### [Directions]
Count how many lines contain "email" and reply with that number only.

-- begin Supplied records --

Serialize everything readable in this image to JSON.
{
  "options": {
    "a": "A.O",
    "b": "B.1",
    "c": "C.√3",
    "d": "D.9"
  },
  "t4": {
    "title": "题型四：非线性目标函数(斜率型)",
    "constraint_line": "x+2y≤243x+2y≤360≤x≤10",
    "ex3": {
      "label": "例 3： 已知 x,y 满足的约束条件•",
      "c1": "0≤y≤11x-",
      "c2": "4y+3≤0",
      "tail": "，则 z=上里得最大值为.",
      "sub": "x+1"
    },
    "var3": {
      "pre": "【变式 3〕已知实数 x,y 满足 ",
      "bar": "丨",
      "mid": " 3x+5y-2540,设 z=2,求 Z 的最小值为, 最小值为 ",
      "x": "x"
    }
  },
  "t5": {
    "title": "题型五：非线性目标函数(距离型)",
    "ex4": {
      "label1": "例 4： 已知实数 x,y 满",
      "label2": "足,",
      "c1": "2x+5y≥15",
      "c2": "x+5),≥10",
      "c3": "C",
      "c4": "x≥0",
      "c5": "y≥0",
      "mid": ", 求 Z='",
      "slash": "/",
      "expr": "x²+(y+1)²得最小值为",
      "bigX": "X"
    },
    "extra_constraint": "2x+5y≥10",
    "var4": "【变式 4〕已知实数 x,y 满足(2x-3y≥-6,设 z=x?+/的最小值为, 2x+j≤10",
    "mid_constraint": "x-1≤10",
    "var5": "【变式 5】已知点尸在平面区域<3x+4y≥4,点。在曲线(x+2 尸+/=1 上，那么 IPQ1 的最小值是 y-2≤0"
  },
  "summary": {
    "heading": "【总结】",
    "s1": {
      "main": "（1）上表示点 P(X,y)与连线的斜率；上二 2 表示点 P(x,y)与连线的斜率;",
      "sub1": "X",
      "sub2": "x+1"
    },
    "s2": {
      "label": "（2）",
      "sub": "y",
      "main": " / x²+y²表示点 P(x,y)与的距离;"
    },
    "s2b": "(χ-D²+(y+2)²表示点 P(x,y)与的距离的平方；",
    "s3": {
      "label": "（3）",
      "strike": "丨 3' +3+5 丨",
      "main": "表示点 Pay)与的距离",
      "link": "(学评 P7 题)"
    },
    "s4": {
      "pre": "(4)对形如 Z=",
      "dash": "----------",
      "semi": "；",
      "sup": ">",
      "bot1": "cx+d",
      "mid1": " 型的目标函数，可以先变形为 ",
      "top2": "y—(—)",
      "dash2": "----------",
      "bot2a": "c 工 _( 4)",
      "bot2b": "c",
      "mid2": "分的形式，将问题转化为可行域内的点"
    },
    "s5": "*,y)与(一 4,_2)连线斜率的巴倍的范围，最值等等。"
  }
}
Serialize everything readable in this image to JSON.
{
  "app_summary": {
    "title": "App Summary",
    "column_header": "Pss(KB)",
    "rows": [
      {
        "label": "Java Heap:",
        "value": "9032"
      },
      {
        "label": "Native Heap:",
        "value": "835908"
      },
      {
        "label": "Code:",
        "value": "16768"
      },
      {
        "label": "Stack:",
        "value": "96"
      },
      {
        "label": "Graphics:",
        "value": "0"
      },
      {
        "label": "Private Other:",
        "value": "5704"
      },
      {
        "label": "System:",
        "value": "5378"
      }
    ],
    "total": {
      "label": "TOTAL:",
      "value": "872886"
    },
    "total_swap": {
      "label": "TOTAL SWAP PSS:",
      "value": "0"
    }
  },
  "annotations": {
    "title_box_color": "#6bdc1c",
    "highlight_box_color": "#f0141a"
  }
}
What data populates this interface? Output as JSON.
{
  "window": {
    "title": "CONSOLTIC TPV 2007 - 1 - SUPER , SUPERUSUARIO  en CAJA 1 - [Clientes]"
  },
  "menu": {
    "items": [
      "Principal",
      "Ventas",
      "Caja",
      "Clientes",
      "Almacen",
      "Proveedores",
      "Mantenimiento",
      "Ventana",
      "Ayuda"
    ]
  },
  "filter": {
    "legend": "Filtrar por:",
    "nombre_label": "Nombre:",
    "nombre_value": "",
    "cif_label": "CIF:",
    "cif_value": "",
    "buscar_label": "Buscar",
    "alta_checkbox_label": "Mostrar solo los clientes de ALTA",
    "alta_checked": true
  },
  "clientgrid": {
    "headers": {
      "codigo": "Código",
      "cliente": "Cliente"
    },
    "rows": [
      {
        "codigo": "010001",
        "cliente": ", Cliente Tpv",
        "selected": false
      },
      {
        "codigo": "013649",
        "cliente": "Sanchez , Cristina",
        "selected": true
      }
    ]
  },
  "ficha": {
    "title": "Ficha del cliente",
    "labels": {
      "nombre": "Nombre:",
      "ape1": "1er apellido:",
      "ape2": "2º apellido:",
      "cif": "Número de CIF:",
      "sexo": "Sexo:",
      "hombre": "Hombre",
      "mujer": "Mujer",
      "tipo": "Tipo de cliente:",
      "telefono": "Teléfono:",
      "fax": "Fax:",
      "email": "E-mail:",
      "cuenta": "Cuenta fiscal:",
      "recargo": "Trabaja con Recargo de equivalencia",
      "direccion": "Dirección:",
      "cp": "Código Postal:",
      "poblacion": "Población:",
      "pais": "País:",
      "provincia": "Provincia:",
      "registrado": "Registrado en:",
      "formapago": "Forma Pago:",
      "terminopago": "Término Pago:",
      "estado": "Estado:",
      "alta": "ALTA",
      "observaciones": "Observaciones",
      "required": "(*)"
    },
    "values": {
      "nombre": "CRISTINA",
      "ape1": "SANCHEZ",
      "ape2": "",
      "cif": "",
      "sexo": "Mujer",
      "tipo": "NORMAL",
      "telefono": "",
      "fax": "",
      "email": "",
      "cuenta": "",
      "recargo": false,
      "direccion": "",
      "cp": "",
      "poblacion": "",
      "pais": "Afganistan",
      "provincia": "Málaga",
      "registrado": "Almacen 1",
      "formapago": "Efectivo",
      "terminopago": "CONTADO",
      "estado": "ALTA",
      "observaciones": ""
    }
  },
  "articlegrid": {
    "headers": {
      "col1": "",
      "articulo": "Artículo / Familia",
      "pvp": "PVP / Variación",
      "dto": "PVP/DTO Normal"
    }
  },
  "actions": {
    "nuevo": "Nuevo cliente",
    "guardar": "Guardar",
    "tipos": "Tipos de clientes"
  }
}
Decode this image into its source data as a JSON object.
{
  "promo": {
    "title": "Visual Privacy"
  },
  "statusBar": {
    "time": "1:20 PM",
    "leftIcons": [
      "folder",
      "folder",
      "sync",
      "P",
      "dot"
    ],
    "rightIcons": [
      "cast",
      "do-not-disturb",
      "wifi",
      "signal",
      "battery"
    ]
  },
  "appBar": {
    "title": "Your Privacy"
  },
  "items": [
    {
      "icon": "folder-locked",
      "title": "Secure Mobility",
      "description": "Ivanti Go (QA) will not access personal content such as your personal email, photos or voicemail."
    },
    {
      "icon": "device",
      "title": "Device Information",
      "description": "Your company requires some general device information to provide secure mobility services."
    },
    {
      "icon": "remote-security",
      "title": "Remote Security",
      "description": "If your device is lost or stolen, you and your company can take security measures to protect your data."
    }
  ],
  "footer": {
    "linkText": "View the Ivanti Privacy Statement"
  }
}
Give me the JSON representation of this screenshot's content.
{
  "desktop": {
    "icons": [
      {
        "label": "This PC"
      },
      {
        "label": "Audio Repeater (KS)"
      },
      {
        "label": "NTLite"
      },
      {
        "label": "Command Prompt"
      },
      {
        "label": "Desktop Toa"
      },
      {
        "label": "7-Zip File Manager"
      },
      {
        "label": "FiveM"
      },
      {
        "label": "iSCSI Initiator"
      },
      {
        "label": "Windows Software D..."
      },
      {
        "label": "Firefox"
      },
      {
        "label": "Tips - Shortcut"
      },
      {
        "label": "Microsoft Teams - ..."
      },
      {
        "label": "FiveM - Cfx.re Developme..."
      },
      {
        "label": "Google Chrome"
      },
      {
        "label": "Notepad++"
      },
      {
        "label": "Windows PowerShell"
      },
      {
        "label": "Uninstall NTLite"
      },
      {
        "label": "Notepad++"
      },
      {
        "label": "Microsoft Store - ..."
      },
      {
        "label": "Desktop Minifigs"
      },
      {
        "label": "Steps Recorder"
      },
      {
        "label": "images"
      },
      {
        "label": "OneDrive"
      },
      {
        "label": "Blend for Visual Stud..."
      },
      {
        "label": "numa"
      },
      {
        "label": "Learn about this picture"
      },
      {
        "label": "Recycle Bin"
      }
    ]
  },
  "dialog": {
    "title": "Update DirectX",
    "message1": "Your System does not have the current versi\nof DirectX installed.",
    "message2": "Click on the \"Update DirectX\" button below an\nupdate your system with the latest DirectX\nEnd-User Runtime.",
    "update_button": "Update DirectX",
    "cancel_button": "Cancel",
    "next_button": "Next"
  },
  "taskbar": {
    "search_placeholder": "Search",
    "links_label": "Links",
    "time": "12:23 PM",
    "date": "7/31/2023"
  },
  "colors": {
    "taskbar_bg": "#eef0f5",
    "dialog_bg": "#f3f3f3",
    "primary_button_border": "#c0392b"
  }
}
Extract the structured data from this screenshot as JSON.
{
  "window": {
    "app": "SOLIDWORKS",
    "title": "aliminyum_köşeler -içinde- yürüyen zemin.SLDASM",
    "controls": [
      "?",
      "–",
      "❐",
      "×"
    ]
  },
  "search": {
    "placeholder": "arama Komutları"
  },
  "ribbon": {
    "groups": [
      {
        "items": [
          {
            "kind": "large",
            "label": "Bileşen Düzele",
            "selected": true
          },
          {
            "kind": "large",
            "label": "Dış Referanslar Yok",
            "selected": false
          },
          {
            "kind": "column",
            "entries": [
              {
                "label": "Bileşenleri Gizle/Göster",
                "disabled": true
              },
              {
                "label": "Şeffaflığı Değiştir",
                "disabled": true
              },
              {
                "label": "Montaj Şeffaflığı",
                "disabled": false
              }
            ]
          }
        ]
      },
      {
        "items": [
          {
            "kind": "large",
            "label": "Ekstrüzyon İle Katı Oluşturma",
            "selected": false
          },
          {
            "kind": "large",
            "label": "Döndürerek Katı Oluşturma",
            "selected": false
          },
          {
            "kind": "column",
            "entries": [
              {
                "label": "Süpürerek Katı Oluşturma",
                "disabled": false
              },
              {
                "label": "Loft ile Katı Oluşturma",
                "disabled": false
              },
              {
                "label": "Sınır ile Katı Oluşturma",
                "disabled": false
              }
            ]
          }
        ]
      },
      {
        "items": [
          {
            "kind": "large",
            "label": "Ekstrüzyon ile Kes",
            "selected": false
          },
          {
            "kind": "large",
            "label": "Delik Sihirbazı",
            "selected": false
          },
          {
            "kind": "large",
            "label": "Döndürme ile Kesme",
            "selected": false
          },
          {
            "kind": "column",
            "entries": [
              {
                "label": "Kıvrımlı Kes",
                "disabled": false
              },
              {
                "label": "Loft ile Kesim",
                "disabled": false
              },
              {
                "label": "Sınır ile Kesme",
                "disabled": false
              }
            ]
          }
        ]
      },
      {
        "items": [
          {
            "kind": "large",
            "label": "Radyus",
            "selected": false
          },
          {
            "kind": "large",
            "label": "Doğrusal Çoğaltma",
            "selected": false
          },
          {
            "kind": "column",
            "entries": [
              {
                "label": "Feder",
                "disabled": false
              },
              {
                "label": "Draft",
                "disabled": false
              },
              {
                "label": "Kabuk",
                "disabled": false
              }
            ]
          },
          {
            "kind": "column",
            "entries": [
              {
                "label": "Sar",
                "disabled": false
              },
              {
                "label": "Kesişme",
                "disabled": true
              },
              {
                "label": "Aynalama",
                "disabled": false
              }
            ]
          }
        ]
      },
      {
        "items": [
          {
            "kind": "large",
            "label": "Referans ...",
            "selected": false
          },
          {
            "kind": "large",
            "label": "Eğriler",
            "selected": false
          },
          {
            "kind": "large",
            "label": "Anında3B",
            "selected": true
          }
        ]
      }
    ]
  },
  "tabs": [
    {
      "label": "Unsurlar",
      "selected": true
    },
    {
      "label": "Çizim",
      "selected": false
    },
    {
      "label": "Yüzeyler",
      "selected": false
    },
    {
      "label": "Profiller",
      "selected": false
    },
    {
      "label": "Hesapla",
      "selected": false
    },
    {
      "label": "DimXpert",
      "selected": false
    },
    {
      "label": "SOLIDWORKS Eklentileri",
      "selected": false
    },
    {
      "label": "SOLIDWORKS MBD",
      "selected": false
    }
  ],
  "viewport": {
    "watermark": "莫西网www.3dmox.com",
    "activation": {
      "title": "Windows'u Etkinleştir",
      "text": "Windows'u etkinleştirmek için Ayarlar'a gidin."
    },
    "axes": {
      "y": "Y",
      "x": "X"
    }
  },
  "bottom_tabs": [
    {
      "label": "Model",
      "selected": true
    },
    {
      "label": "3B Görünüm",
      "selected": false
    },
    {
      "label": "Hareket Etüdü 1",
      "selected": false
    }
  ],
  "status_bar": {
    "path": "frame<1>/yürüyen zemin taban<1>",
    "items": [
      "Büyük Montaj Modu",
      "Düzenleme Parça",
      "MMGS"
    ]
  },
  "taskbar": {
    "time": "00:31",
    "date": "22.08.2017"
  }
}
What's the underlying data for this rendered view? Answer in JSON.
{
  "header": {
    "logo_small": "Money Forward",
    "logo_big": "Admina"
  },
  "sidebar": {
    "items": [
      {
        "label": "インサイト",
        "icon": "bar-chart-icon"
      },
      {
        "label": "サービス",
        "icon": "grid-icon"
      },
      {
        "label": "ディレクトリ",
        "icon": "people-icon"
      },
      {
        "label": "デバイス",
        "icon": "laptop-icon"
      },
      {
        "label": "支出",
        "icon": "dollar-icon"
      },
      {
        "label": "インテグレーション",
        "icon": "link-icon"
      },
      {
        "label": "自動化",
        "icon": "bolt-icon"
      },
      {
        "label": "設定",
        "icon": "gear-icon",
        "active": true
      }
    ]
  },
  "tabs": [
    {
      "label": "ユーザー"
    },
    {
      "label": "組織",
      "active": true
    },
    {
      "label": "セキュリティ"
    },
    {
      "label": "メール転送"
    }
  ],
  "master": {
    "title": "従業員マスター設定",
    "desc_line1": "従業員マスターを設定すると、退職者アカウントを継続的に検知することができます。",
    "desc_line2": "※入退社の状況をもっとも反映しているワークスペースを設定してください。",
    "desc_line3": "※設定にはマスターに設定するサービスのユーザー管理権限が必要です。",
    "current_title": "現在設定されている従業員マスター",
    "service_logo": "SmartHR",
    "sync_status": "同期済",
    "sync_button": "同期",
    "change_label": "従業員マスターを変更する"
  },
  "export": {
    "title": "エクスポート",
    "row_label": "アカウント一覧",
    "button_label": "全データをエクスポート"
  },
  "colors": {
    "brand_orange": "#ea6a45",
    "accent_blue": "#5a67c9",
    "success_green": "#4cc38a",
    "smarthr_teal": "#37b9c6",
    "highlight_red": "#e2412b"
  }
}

-- end Supplied records --

### [Expected answer]
3